--- CONSIGNE ---
Reproduisez mot pour mot l'intégralité de la critique du film 2046 ci-dessous, sans rien y modifier.

--- PASSAGE CITÉ ---

2046
7.3
2046

Film de Wong Kar-Wai (2004)

Je ne conserve qu'un souvenir incertain des critiques que les journalistes de Cannes avaient faites de ce film lors de sa projection au festival, en 2004. Quelque chose de pleurnichard et au limite du mépris, comme : "ah mais c'est quoi ce film esthétisant et incohérent, tourné à l'arrache et dans lequel le même personnage est joué par plusieurs actrices, c'est stupide, qu'il est loin le temps de In the Mood for Love" et autres insanités du même acabit. Hélas.


Entendons-nous bien : il est impensable de comparer In the Mood for Love et 2046 dans le but de déterminer lequel est supérieur à l'autre ; ce sont deux œuvres viscéralement différentes et pourtant profondément liées, qui forment un diptyque cohérent et pourtant contrasté, un peu comme le Verrou et l'Adoration des bergers de Fragonard. Quatre ans après son coup de maître, Wong Kar-wai décide de réinterroger ses monomanies et, à l'instar de son personnage, il revient explorer la chambre 2046 dans laquelle sont demeurés tous ses souvenirs.


Là où In the Mood for Love est un lent adagio mahlérien, d'une grande fluidité, linéaire et entrecroisé de thèmes récurrents, 2046 est un allegro de Dvořák, décomposé en fragments furieux et conflictuels, cycliques à la limite de l'obsession. Là où In the Mood for Love montre avec objectivité une réalité abritant pourtant parfois l'illusion du théâtre, 2046 s'affirme dès les premières secondes comme une introspection à la première personne, voix off comprise. Là où In the Mood for Love était contenu et lisse, hanté de ralentis parfaits et de flous savants, 2046 explose en séquences convulsives, déstructurées, hachées, scènes de fêtes orgiaques, de restaurants cramoisis et de tripots enfumés.


M. Chow, devenu personnage central, tombe de son piédestal d'amant respectueux pour devenir un goujat mélancolique errant dans les bas-fonds. L'argent est omniprésent dans 2046, alors qu'il n'était question que d'objets dans In the Mood for Love : autocuiseur, sac à main, cravate, pantoufles.

--- DONNÉES ---

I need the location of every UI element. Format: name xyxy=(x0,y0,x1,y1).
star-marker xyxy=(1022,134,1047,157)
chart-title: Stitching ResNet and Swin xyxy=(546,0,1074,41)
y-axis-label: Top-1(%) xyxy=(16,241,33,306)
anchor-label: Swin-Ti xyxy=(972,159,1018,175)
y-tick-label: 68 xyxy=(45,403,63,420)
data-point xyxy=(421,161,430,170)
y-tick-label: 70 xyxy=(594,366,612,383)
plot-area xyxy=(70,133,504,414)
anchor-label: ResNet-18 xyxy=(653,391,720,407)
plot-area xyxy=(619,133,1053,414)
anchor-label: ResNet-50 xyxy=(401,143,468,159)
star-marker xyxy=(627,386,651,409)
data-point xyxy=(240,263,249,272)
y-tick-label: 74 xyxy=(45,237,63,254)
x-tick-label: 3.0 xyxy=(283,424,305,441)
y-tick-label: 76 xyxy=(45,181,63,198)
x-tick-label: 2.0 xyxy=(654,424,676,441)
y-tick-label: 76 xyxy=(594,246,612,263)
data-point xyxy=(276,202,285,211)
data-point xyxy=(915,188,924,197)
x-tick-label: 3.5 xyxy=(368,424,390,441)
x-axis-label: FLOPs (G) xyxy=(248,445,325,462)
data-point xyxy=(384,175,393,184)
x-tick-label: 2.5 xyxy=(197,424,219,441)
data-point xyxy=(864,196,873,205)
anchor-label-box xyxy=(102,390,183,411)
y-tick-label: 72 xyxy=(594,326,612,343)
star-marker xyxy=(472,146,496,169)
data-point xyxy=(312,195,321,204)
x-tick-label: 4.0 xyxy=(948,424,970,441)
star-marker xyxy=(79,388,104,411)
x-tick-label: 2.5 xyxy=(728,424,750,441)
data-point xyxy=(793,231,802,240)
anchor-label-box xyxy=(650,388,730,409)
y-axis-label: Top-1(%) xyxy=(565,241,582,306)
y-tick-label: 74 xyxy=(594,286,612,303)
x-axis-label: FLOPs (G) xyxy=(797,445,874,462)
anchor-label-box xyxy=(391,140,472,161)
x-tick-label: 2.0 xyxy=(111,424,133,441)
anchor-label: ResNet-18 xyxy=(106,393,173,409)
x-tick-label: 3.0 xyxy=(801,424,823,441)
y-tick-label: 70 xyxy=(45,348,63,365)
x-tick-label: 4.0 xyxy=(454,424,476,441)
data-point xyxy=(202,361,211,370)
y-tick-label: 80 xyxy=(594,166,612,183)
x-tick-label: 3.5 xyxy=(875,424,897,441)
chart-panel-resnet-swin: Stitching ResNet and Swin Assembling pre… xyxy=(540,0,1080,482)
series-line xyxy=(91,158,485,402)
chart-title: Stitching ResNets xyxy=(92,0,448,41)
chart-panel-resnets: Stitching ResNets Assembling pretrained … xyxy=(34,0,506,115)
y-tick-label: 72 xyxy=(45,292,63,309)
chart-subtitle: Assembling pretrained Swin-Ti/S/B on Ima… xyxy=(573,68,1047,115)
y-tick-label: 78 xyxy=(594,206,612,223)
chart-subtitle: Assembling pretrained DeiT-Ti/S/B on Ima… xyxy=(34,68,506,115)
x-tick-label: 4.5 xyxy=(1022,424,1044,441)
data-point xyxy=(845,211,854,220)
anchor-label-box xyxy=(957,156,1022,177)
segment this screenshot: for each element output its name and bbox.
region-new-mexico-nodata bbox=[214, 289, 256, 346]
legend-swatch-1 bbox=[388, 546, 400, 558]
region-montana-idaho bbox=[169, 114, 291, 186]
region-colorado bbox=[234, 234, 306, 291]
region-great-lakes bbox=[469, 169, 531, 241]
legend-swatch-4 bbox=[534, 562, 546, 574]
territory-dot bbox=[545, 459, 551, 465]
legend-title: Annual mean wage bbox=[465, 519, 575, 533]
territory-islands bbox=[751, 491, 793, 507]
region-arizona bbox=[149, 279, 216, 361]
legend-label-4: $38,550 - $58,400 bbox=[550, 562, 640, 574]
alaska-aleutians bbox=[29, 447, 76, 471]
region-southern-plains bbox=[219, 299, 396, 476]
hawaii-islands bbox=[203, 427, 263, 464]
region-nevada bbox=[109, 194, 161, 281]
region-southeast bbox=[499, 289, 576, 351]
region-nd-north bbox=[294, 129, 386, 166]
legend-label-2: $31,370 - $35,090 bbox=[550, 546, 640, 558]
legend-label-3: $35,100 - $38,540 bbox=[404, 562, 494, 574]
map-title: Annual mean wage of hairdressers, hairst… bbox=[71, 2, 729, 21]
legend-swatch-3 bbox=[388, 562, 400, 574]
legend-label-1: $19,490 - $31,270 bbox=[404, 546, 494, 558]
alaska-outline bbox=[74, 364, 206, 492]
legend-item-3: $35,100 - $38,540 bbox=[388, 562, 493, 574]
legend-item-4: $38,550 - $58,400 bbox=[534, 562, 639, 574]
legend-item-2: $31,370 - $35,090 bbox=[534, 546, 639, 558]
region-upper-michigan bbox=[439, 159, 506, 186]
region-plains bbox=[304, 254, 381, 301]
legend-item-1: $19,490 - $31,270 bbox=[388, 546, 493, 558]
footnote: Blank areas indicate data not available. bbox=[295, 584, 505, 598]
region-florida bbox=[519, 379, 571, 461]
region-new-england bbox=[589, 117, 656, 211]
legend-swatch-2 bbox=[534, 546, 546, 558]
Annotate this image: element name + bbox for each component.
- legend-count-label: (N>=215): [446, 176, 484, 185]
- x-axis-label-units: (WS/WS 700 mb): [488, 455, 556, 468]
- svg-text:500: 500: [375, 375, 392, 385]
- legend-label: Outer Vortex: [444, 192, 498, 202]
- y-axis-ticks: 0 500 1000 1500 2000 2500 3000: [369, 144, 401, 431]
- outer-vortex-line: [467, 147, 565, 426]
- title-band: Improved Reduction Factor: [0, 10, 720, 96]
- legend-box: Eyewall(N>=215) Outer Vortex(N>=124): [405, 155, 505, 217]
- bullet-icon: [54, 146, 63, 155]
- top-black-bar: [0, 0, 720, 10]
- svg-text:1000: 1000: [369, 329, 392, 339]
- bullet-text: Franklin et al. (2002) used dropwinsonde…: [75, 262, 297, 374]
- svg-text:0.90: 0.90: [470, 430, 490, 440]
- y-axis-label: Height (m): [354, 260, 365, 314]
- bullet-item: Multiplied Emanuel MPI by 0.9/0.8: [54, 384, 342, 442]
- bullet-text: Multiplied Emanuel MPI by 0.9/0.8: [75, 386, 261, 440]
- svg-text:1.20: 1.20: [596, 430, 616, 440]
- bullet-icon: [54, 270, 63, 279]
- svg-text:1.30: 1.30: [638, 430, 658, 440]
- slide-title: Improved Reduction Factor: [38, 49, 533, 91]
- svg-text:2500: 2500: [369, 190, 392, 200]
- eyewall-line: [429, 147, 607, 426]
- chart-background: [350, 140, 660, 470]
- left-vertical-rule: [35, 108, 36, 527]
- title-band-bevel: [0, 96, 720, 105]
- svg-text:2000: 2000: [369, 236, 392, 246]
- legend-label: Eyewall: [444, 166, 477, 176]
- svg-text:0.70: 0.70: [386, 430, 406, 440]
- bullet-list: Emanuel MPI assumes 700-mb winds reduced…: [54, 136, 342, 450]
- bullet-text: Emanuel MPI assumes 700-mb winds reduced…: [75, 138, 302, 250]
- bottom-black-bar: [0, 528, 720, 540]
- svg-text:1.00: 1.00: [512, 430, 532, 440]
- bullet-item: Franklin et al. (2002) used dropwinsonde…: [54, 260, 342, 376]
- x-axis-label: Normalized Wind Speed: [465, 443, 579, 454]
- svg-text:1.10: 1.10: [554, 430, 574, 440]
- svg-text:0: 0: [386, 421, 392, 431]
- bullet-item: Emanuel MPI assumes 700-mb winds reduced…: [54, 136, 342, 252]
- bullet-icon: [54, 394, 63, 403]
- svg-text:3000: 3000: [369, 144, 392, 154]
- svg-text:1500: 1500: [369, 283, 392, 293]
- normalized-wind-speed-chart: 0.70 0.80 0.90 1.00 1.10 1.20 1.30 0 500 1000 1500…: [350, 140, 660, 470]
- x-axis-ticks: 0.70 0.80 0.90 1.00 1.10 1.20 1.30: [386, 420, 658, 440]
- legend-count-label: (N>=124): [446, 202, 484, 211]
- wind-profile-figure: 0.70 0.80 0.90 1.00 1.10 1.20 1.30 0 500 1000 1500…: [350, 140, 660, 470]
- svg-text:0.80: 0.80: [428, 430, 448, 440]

--- RÉPONSE FINALE ---
2046
7.3
2046

Film de Wong Kar-Wai (2004)

Je ne conserve qu'un souvenir incertain des critiques que les journalistes de Cannes avaient faites de ce film lors de sa projection au festival, en 2004. Quelque chose de pleurnichard et au limite du mépris, comme : "ah mais c'est quoi ce film esthétisant et incohérent, tourné à l'arrache et dans lequel le même personnage est joué par plusieurs actrices, c'est stupide, qu'il est loin le temps de In the Mood for Love" et autres insanités du même acabit. Hélas.


Entendons-nous bien : il est impensable de comparer In the Mood for Love et 2046 dans le but de déterminer lequel est supérieur à l'autre ; ce sont deux œuvres viscéralement différentes et pourtant profondément liées, qui forment un diptyque cohérent et pourtant contrasté, un peu comme le Verrou et l'Adoration des bergers de Fragonard. Quatre ans après son coup de maître, Wong Kar-wai décide de réinterroger ses monomanies et, à l'instar de son personnage, il revient explorer la chambre 2046 dans laquelle sont demeurés tous ses souvenirs.


Là où In the Mood for Love est un lent adagio mahlérien, d'une grande fluidité, linéaire et entrecroisé de thèmes récurrents, 2046 est un allegro de Dvořák, décomposé en fragments furieux et conflictuels, cycliques à la limite de l'obsession. Là où In the Mood for Love montre avec objectivité une réalité abritant pourtant parfois l'illusion du théâtre, 2046 s'affirme dès les premières secondes comme une introspection à la première personne, voix off comprise. Là où In the Mood for Love était contenu et lisse, hanté de ralentis parfaits et de flous savants, 2046 explose en séquences convulsives, déstructurées, hachées, scènes de fêtes orgiaques, de restaurants cramoisis et de tripots enfumés.


M. Chow, devenu personnage central, tombe de son piédestal d'amant respectueux pour devenir un goujat mélancolique errant dans les bas-fonds. L'argent est omniprésent dans 2046, alors qu'il n'était question que d'objets dans In the Mood for Love : autocuiseur, sac à main, cravate, pantoufles.